» **Do this**
Copy out every row below word for word, but leave out the pictures.
>>>
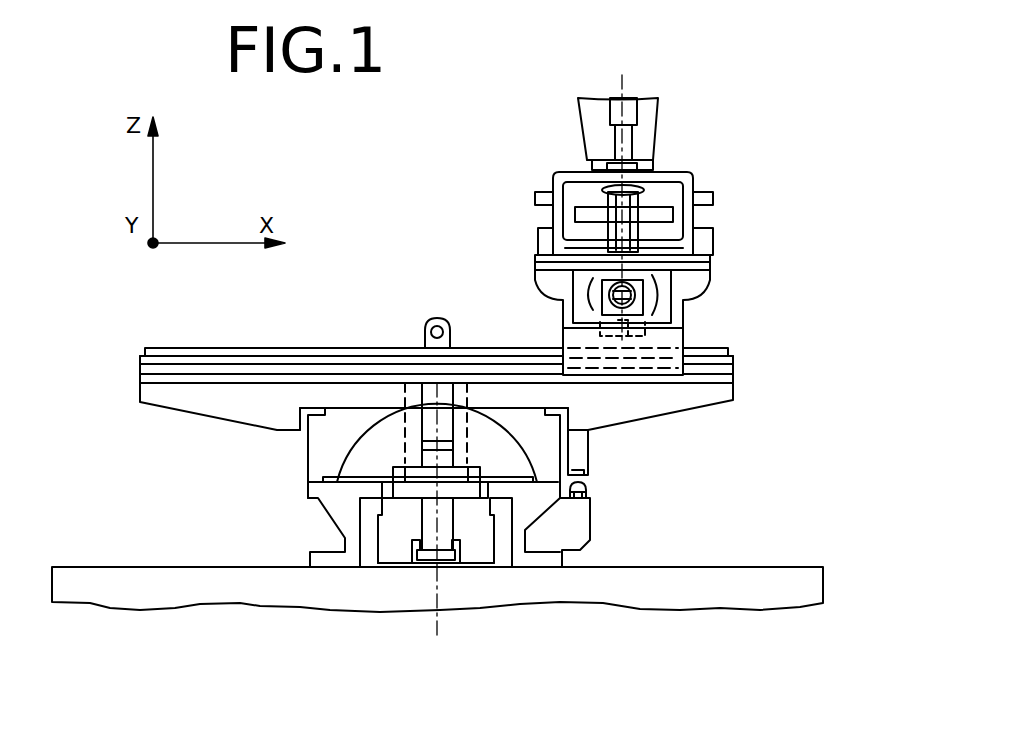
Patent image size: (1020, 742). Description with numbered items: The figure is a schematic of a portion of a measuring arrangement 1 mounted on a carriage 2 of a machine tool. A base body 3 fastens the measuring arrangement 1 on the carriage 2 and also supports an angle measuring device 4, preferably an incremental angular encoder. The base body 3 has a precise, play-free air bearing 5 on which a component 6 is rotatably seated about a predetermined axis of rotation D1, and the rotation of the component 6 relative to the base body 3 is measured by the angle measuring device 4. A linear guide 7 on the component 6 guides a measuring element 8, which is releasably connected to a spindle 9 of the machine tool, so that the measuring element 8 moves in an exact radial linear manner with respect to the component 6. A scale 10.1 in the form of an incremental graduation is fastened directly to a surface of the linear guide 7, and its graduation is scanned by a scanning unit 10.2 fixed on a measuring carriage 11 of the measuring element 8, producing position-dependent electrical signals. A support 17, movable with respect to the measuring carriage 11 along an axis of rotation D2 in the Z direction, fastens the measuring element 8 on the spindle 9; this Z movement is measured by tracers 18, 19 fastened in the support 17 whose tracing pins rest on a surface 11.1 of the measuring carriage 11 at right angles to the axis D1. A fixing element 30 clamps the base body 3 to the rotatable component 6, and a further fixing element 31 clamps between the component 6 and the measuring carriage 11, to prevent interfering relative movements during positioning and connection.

The measuring arrangement 1 is at (401, 282).
The carriage 2 is at (683, 590).
The base body 3 is at (323, 453).
The angle measuring device 4 is at (393, 550).
The air bearing 5 is at (363, 462).
The component 6 is at (183, 400).
The linear guide 7 is at (150, 372).
The measuring element 8 is at (504, 247).
The spindle 9 is at (648, 124).
The scale 10.1 is at (176, 352).
The scanning unit 10.2 is at (663, 330).
The measuring carriage 11 is at (675, 300).
The surface 11.1 is at (693, 263).
The support 17 is at (682, 178).
The tracer 18 is at (548, 193).
The tracer 19 is at (702, 217).
The fixing element 30 is at (590, 488).
The fixing element 31 is at (428, 330).
The axis of rotation D1 is at (438, 620).
The axis of rotation D2 is at (620, 92).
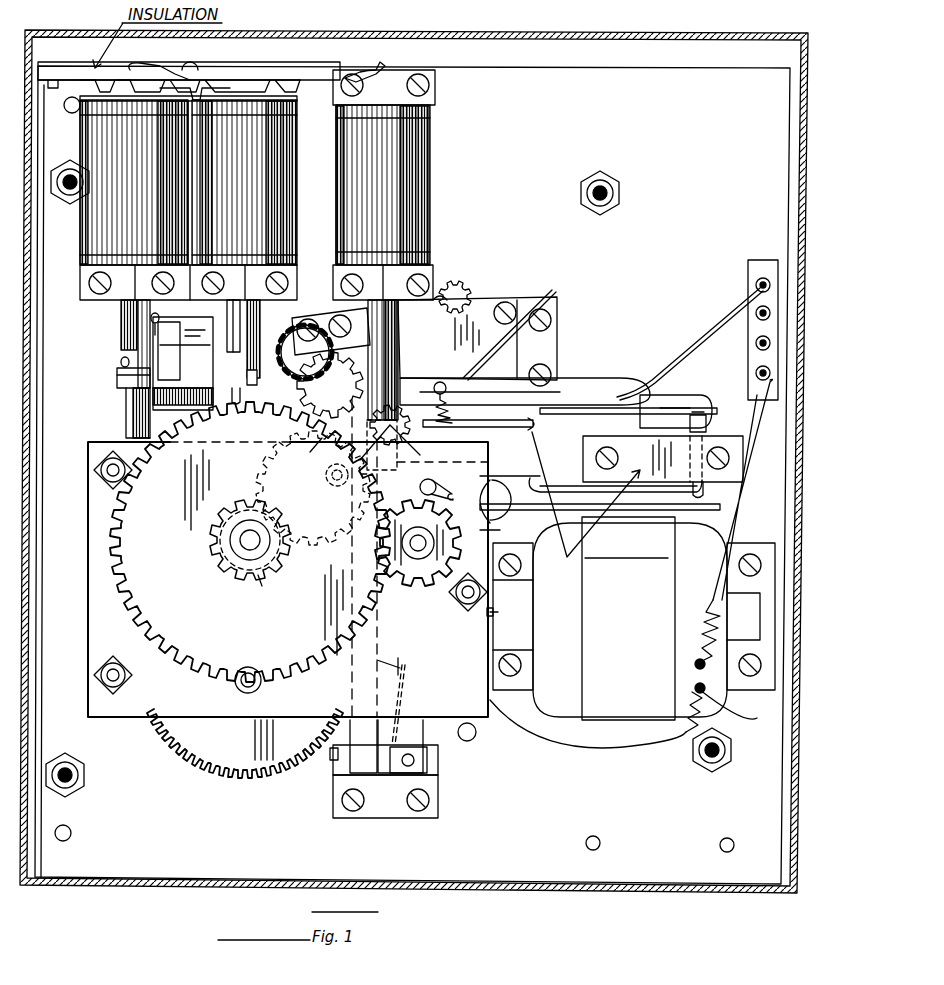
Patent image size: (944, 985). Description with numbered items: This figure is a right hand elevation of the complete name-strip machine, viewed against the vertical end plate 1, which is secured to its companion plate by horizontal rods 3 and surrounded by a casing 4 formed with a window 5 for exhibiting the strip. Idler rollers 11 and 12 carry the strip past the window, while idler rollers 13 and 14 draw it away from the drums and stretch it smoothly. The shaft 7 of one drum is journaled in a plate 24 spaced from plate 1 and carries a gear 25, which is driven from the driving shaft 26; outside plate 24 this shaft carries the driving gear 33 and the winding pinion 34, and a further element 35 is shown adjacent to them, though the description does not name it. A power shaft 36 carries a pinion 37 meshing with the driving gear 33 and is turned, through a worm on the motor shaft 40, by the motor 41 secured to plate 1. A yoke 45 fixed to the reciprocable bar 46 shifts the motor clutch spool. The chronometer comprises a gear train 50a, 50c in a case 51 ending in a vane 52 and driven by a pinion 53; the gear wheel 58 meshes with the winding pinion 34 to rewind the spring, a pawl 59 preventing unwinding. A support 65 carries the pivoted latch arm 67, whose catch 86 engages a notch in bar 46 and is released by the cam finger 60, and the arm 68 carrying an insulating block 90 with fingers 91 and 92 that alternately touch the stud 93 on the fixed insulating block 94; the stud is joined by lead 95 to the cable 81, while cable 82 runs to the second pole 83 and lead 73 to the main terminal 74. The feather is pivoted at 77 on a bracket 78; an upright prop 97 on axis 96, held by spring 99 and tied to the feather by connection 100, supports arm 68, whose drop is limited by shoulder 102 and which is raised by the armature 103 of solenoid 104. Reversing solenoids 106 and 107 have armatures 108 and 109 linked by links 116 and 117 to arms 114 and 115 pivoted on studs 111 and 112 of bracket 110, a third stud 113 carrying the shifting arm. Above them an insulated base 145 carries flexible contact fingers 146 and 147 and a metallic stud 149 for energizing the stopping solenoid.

The vertical end plate 1 is at (412, 475).
The horizontal rod 3 is at (70, 185).
The casing 4 is at (548, 38).
The window 5 is at (40, 548).
The shaft 7 is at (261, 686).
The idler roller 11 is at (72, 118).
The idler roller 12 is at (72, 830).
The idler roller 13 is at (583, 843).
The idler roller 14 is at (718, 845).
The plate 24 is at (123, 717).
The gear 25 is at (210, 760).
The driving shaft 26 is at (246, 544).
The driving gear 33 is at (145, 596).
The winding pinion 34 is at (266, 594).
The pivot 35 is at (330, 478).
The power shaft 36 is at (428, 538).
The pinion 37 is at (432, 585).
The motor shaft 40 is at (487, 612).
The motor 41 is at (634, 576).
The yoke 45 is at (496, 528).
The reciprocable bar 46 is at (500, 505).
The gear train 50a is at (322, 360).
The gear train 50c is at (472, 296).
The case 51 is at (477, 341).
The vane 52 is at (548, 290).
The pinion 53 is at (335, 380).
The gear wheel 58 is at (405, 428).
The pawl 59 is at (440, 484).
The cam finger 60 is at (556, 486).
The support 65 is at (640, 462).
The latch arm 67 is at (588, 392).
The arm 68 is at (575, 440).
The lead 73 is at (690, 352).
The main terminal 74 is at (756, 285).
The pivot 77 is at (330, 754).
The bracket 78 is at (340, 778).
The cable 81 is at (622, 748).
The cable 82 is at (748, 505).
The second pole 83 is at (756, 374).
The catch 86 is at (492, 420).
The insulating block 90 is at (515, 428).
The metallic finger 91 is at (660, 406).
The metallic finger 92 is at (640, 508).
The metallic stud 93 is at (704, 492).
The fixed insulating block 94 is at (688, 422).
The lead 95 is at (723, 708).
The axis 96 is at (428, 765).
The prop 97 is at (363, 746).
The spring 99 is at (392, 750).
The connection 100 is at (403, 700).
The shoulder 102 is at (305, 456).
The armature 103 is at (430, 290).
The solenoid 104 is at (400, 212).
The reversing solenoid 106 is at (98, 232).
The reversing solenoid 107 is at (270, 193).
The armature 108 is at (121, 312).
The armature 109 is at (283, 290).
The bracket 110 is at (185, 380).
The stud 111 is at (117, 372).
The stud 112 is at (257, 378).
The stud 113 is at (158, 325).
The arm 114 is at (126, 410).
The arm 115 is at (242, 398).
The link 116 is at (138, 348).
The link 117 is at (248, 352).
The insulated base 145 is at (78, 55).
The flexible contact finger 146 is at (118, 72).
The flexible contact finger 147 is at (232, 78).
The metallic stud 149 is at (188, 66).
<<<
» **Solution to this task**
Patent image size: (1020, 742). Description with numbered items: The figure is a schematic of a portion of a measuring arrangement 1 mounted on a carriage 2 of a machine tool. A base body 3 fastens the measuring arrangement 1 on the carriage 2 and also supports an angle measuring device 4, preferably an incremental angular encoder. The base body 3 has a precise, play-free air bearing 5 on which a component 6 is rotatably seated about a predetermined axis of rotation D1, and the rotation of the component 6 relative to the base body 3 is measured by the angle measuring device 4. A linear guide 7 on the component 6 guides a measuring element 8, which is releasably connected to a spindle 9 of the machine tool, so that the measuring element 8 moves in an exact radial linear manner with respect to the component 6. A scale 10.1 in the form of an incremental graduation is fastened directly to a surface of the linear guide 7, and its graduation is scanned by a scanning unit 10.2 fixed on a measuring carriage 11 of the measuring element 8, producing position-dependent electrical signals. A support 17, movable with respect to the measuring carriage 11 along an axis of rotation D2 in the Z direction, fastens the measuring element 8 on the spindle 9; this Z movement is measured by tracers 18, 19 fastened in the support 17 whose tracing pins rest on a surface 11.1 of the measuring carriage 11 at right angles to the axis D1. A fixing element 30 clamps the base body 3 to the rotatable component 6, and a further fixing element 31 clamps between the component 6 and the measuring carriage 11, to prevent interfering relative movements during positioning and connection.

The measuring arrangement 1 is at (401, 282).
The carriage 2 is at (683, 590).
The base body 3 is at (323, 453).
The angle measuring device 4 is at (393, 550).
The air bearing 5 is at (363, 462).
The component 6 is at (183, 400).
The linear guide 7 is at (150, 372).
The measuring element 8 is at (504, 247).
The spindle 9 is at (648, 124).
The scale 10.1 is at (176, 352).
The scanning unit 10.2 is at (663, 330).
The measuring carriage 11 is at (675, 300).
The surface 11.1 is at (693, 263).
The support 17 is at (682, 178).
The tracer 18 is at (548, 193).
The tracer 19 is at (702, 217).
The fixing element 30 is at (590, 488).
The fixing element 31 is at (428, 330).
The axis of rotation D1 is at (438, 620).
The axis of rotation D2 is at (620, 92).
Patent image size: (944, 985). Description with numbered items: This figure is a right hand elevation of the complete name-strip machine, viewed against the vertical end plate 1, which is secured to its companion plate by horizontal rods 3 and surrounded by a casing 4 formed with a window 5 for exhibiting the strip. Idler rollers 11 and 12 carry the strip past the window, while idler rollers 13 and 14 draw it away from the drums and stretch it smoothly. The shaft 7 of one drum is journaled in a plate 24 spaced from plate 1 and carries a gear 25, which is driven from the driving shaft 26; outside plate 24 this shaft carries the driving gear 33 and the winding pinion 34, and a further element 35 is shown adjacent to them, though the description does not name it. A power shaft 36 carries a pinion 37 meshing with the driving gear 33 and is turned, through a worm on the motor shaft 40, by the motor 41 secured to plate 1. A yoke 45 fixed to the reciprocable bar 46 shifts the motor clutch spool. The chronometer comprises a gear train 50a, 50c in a case 51 ending in a vane 52 and driven by a pinion 53; the gear wheel 58 meshes with the winding pinion 34 to rewind the spring, a pawl 59 preventing unwinding. A support 65 carries the pivoted latch arm 67, whose catch 86 engages a notch in bar 46 and is released by the cam finger 60, and the arm 68 carrying an insulating block 90 with fingers 91 and 92 that alternately touch the stud 93 on the fixed insulating block 94; the stud is joined by lead 95 to the cable 81, while cable 82 runs to the second pole 83 and lead 73 to the main terminal 74. The feather is pivoted at 77 on a bracket 78; an upright prop 97 on axis 96, held by spring 99 and tied to the feather by connection 100, supports arm 68, whose drop is limited by shoulder 102 and which is raised by the armature 103 of solenoid 104. Reversing solenoids 106 and 107 have armatures 108 and 109 linked by links 116 and 117 to arms 114 and 115 pivoted on studs 111 and 112 of bracket 110, a third stud 113 carrying the shifting arm. Above them an insulated base 145 carries flexible contact fingers 146 and 147 and a metallic stud 149 for energizing the stopping solenoid.

The vertical end plate 1 is at (412, 475).
The horizontal rod 3 is at (70, 185).
The casing 4 is at (548, 38).
The window 5 is at (40, 548).
The shaft 7 is at (261, 686).
The idler roller 11 is at (72, 118).
The idler roller 12 is at (72, 830).
The idler roller 13 is at (583, 843).
The idler roller 14 is at (718, 845).
The plate 24 is at (123, 717).
The gear 25 is at (210, 760).
The driving shaft 26 is at (246, 544).
The driving gear 33 is at (145, 596).
The winding pinion 34 is at (266, 594).
The pivot 35 is at (330, 478).
The power shaft 36 is at (428, 538).
The pinion 37 is at (432, 585).
The motor shaft 40 is at (487, 612).
The motor 41 is at (634, 576).
The yoke 45 is at (496, 528).
The reciprocable bar 46 is at (500, 505).
The gear train 50a is at (322, 360).
The gear train 50c is at (472, 296).
The case 51 is at (477, 341).
The vane 52 is at (548, 290).
The pinion 53 is at (335, 380).
The gear wheel 58 is at (405, 428).
The pawl 59 is at (440, 484).
The cam finger 60 is at (556, 486).
The support 65 is at (640, 462).
The latch arm 67 is at (588, 392).
The arm 68 is at (575, 440).
The lead 73 is at (690, 352).
The main terminal 74 is at (756, 285).
The pivot 77 is at (330, 754).
The bracket 78 is at (340, 778).
The cable 81 is at (622, 748).
The cable 82 is at (748, 505).
The second pole 83 is at (756, 374).
The catch 86 is at (492, 420).
The insulating block 90 is at (515, 428).
The metallic finger 91 is at (660, 406).
The metallic finger 92 is at (640, 508).
The metallic stud 93 is at (704, 492).
The fixed insulating block 94 is at (688, 422).
The lead 95 is at (723, 708).
The axis 96 is at (428, 765).
The prop 97 is at (363, 746).
The spring 99 is at (392, 750).
The connection 100 is at (403, 700).
The shoulder 102 is at (305, 456).
The armature 103 is at (430, 290).
The solenoid 104 is at (400, 212).
The reversing solenoid 106 is at (98, 232).
The reversing solenoid 107 is at (270, 193).
The armature 108 is at (121, 312).
The armature 109 is at (283, 290).
The bracket 110 is at (185, 380).
The stud 111 is at (117, 372).
The stud 112 is at (257, 378).
The stud 113 is at (158, 325).
The arm 114 is at (126, 410).
The arm 115 is at (242, 398).
The link 116 is at (138, 348).
The link 117 is at (248, 352).
The insulated base 145 is at (78, 55).
The flexible contact finger 146 is at (118, 72).
The flexible contact finger 147 is at (232, 78).
The metallic stud 149 is at (188, 66).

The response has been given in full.